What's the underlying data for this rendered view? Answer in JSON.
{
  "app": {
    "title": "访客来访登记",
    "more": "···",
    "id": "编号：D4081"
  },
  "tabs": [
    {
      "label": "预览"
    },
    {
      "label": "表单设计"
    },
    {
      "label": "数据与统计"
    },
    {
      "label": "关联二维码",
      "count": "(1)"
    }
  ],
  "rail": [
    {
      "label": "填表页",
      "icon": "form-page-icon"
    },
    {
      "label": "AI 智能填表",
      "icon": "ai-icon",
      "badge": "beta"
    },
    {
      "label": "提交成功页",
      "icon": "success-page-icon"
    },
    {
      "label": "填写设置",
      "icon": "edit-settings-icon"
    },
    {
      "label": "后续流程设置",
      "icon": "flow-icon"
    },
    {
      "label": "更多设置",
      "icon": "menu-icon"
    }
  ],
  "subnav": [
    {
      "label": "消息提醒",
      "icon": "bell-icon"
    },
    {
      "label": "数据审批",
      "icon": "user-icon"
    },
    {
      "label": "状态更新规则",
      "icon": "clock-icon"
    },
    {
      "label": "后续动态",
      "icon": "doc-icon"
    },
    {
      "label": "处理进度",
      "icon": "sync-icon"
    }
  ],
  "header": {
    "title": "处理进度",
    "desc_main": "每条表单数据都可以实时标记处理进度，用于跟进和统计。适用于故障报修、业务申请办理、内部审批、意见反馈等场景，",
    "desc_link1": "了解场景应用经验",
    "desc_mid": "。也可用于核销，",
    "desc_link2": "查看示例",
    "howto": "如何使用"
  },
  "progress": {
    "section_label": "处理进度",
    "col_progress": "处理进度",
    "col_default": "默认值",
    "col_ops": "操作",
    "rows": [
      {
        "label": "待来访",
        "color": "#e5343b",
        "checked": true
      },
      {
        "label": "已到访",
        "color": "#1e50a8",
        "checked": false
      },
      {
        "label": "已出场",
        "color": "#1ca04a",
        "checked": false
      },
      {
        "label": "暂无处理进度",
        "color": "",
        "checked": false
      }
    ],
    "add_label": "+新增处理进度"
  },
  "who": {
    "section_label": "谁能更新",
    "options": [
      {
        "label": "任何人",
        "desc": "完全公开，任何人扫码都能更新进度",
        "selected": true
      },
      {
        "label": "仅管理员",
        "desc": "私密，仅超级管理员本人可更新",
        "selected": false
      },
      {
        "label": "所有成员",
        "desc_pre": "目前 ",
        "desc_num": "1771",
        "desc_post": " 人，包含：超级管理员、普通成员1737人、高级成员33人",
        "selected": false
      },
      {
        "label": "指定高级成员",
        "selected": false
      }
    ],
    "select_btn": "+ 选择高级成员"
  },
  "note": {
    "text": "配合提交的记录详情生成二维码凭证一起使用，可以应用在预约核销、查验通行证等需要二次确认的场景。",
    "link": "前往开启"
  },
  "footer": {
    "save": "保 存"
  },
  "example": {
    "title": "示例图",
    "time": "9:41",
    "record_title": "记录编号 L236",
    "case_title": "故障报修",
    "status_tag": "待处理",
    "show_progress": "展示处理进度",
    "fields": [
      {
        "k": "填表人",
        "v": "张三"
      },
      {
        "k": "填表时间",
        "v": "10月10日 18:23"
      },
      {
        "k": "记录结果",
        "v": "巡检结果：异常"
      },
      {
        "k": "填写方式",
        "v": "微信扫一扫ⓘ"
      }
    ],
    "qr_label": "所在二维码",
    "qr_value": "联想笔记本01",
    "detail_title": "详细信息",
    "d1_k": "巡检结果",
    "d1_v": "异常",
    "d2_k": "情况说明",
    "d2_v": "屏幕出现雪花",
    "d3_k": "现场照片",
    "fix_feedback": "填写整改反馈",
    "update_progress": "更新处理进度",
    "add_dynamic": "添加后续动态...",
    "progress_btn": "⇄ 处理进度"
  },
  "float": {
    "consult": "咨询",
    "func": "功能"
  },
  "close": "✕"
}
..............................
## Stated exercise
Report the number of lines in the listing where the string "color" appears, and nothing besides.

## Answer
4